TASK PROMPT —
Exactly reproduce each record listed below.

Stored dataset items

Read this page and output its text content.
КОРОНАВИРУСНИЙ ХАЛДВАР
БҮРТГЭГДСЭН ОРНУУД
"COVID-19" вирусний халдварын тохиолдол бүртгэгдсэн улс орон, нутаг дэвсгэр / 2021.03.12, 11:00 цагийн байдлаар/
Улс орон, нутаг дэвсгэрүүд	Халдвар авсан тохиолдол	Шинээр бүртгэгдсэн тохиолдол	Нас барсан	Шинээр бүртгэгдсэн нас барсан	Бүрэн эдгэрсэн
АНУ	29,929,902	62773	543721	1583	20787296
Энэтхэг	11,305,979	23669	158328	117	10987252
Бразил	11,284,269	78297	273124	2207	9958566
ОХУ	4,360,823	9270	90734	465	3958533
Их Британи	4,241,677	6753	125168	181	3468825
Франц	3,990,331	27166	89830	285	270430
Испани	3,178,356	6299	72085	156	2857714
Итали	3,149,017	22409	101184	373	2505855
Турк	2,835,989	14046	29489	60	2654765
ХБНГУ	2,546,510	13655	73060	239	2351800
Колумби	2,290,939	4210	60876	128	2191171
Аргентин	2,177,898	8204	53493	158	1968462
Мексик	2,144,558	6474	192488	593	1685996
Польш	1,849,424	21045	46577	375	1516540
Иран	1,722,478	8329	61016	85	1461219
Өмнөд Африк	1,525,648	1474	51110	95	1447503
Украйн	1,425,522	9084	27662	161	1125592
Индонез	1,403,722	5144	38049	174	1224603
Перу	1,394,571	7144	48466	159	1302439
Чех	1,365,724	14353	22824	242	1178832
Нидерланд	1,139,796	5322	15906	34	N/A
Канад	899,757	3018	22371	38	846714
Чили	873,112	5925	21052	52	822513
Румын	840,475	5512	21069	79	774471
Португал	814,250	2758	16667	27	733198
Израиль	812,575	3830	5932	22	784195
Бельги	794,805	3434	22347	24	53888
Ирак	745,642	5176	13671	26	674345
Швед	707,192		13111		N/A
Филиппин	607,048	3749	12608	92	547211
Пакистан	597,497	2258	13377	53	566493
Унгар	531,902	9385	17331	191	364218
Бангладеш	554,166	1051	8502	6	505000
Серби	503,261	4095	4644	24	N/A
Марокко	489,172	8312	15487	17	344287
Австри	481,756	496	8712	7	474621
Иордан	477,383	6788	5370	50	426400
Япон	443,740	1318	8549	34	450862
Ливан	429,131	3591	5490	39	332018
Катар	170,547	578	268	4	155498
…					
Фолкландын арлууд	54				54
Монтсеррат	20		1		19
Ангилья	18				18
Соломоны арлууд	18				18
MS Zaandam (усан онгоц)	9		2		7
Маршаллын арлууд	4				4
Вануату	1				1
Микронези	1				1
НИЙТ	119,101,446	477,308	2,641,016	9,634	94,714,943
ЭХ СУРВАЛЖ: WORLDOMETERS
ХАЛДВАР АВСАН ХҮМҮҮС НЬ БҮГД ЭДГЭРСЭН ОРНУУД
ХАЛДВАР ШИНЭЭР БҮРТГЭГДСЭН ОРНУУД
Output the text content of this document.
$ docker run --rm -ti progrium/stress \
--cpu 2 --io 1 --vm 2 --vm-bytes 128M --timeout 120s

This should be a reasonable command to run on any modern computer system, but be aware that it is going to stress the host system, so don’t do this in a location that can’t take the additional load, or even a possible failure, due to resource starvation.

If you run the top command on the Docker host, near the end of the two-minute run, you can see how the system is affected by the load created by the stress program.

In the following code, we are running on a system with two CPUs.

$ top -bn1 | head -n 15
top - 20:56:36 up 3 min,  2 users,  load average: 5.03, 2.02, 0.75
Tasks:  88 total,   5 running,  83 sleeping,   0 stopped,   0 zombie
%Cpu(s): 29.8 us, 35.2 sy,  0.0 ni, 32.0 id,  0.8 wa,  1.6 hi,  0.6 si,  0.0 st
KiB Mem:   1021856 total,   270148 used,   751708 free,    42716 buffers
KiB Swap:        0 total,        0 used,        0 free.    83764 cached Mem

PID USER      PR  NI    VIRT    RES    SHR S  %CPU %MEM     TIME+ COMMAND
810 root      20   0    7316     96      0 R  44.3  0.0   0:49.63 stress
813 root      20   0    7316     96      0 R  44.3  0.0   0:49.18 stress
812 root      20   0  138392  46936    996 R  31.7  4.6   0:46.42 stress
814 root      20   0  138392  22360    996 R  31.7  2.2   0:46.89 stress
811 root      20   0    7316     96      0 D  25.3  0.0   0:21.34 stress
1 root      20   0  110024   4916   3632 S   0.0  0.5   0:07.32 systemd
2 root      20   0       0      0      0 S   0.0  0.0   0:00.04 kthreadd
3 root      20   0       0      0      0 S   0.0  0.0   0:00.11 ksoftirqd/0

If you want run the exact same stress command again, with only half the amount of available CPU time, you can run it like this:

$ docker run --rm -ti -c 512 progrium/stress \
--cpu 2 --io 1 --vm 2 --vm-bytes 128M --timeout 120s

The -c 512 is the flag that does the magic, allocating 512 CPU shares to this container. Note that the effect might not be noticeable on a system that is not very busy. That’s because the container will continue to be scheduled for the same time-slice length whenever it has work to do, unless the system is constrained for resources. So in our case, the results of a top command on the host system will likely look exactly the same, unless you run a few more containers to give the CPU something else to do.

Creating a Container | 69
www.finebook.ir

RESPONSE TO THE TASK —
Read this page and output its text content.
КОРОНАВИРУСНИЙ ХАЛДВАР
БҮРТГЭГДСЭН ОРНУУД
"COVID-19" вирусний халдварын тохиолдол бүртгэгдсэн улс орон, нутаг дэвсгэр / 2021.03.12, 11:00 цагийн байдлаар/
Улс орон, нутаг дэвсгэрүүд	Халдвар авсан тохиолдол	Шинээр бүртгэгдсэн тохиолдол	Нас барсан	Шинээр бүртгэгдсэн нас барсан	Бүрэн эдгэрсэн
АНУ	29,929,902	62773	543721	1583	20787296
Энэтхэг	11,305,979	23669	158328	117	10987252
Бразил	11,284,269	78297	273124	2207	9958566
ОХУ	4,360,823	9270	90734	465	3958533
Их Британи	4,241,677	6753	125168	181	3468825
Франц	3,990,331	27166	89830	285	270430
Испани	3,178,356	6299	72085	156	2857714
Итали	3,149,017	22409	101184	373	2505855
Турк	2,835,989	14046	29489	60	2654765
ХБНГУ	2,546,510	13655	73060	239	2351800
Колумби	2,290,939	4210	60876	128	2191171
Аргентин	2,177,898	8204	53493	158	1968462
Мексик	2,144,558	6474	192488	593	1685996
Польш	1,849,424	21045	46577	375	1516540
Иран	1,722,478	8329	61016	85	1461219
Өмнөд Африк	1,525,648	1474	51110	95	1447503
Украйн	1,425,522	9084	27662	161	1125592
Индонез	1,403,722	5144	38049	174	1224603
Перу	1,394,571	7144	48466	159	1302439
Чех	1,365,724	14353	22824	242	1178832
Нидерланд	1,139,796	5322	15906	34	N/A
Канад	899,757	3018	22371	38	846714
Чили	873,112	5925	21052	52	822513
Румын	840,475	5512	21069	79	774471
Португал	814,250	2758	16667	27	733198
Израиль	812,575	3830	5932	22	784195
Бельги	794,805	3434	22347	24	53888
Ирак	745,642	5176	13671	26	674345
Швед	707,192		13111		N/A
Филиппин	607,048	3749	12608	92	547211
Пакистан	597,497	2258	13377	53	566493
Унгар	531,902	9385	17331	191	364218
Бангладеш	554,166	1051	8502	6	505000
Серби	503,261	4095	4644	24	N/A
Марокко	489,172	8312	15487	17	344287
Австри	481,756	496	8712	7	474621
Иордан	477,383	6788	5370	50	426400
Япон	443,740	1318	8549	34	450862
Ливан	429,131	3591	5490	39	332018
Катар	170,547	578	268	4	155498
…					
Фолкландын арлууд	54				54
Монтсеррат	20		1		19
Ангилья	18				18
Соломоны арлууд	18				18
MS Zaandam (усан онгоц)	9		2		7
Маршаллын арлууд	4				4
Вануату	1				1
Микронези	1				1
НИЙТ	119,101,446	477,308	2,641,016	9,634	94,714,943
ЭХ СУРВАЛЖ: WORLDOMETERS
ХАЛДВАР АВСАН ХҮМҮҮС НЬ БҮГД ЭДГЭРСЭН ОРНУУД
ХАЛДВАР ШИНЭЭР БҮРТГЭГДСЭН ОРНУУД
Output the text content of this document.
$ docker run --rm -ti progrium/stress \
--cpu 2 --io 1 --vm 2 --vm-bytes 128M --timeout 120s

This should be a reasonable command to run on any modern computer system, but be aware that it is going to stress the host system, so don’t do this in a location that can’t take the additional load, or even a possible failure, due to resource starvation.

If you run the top command on the Docker host, near the end of the two-minute run, you can see how the system is affected by the load created by the stress program.

In the following code, we are running on a system with two CPUs.

$ top -bn1 | head -n 15
top - 20:56:36 up 3 min,  2 users,  load average: 5.03, 2.02, 0.75
Tasks:  88 total,   5 running,  83 sleeping,   0 stopped,   0 zombie
%Cpu(s): 29.8 us, 35.2 sy,  0.0 ni, 32.0 id,  0.8 wa,  1.6 hi,  0.6 si,  0.0 st
KiB Mem:   1021856 total,   270148 used,   751708 free,    42716 buffers
KiB Swap:        0 total,        0 used,        0 free.    83764 cached Mem

PID USER      PR  NI    VIRT    RES    SHR S  %CPU %MEM     TIME+ COMMAND
810 root      20   0    7316     96      0 R  44.3  0.0   0:49.63 stress
813 root      20   0    7316     96      0 R  44.3  0.0   0:49.18 stress
812 root      20   0  138392  46936    996 R  31.7  4.6   0:46.42 stress
814 root      20   0  138392  22360    996 R  31.7  2.2   0:46.89 stress
811 root      20   0    7316     96      0 D  25.3  0.0   0:21.34 stress
1 root      20   0  110024   4916   3632 S   0.0  0.5   0:07.32 systemd
2 root      20   0       0      0      0 S   0.0  0.0   0:00.04 kthreadd
3 root      20   0       0      0      0 S   0.0  0.0   0:00.11 ksoftirqd/0

If you want run the exact same stress command again, with only half the amount of available CPU time, you can run it like this:

$ docker run --rm -ti -c 512 progrium/stress \
--cpu 2 --io 1 --vm 2 --vm-bytes 128M --timeout 120s

The -c 512 is the flag that does the magic, allocating 512 CPU shares to this container. Note that the effect might not be noticeable on a system that is not very busy. That’s because the container will continue to be scheduled for the same time-slice length whenever it has work to do, unless the system is constrained for resources. So in our case, the results of a top command on the host system will likely look exactly the same, unless you run a few more containers to give the CPU something else to do.

Creating a Container | 69
www.finebook.ir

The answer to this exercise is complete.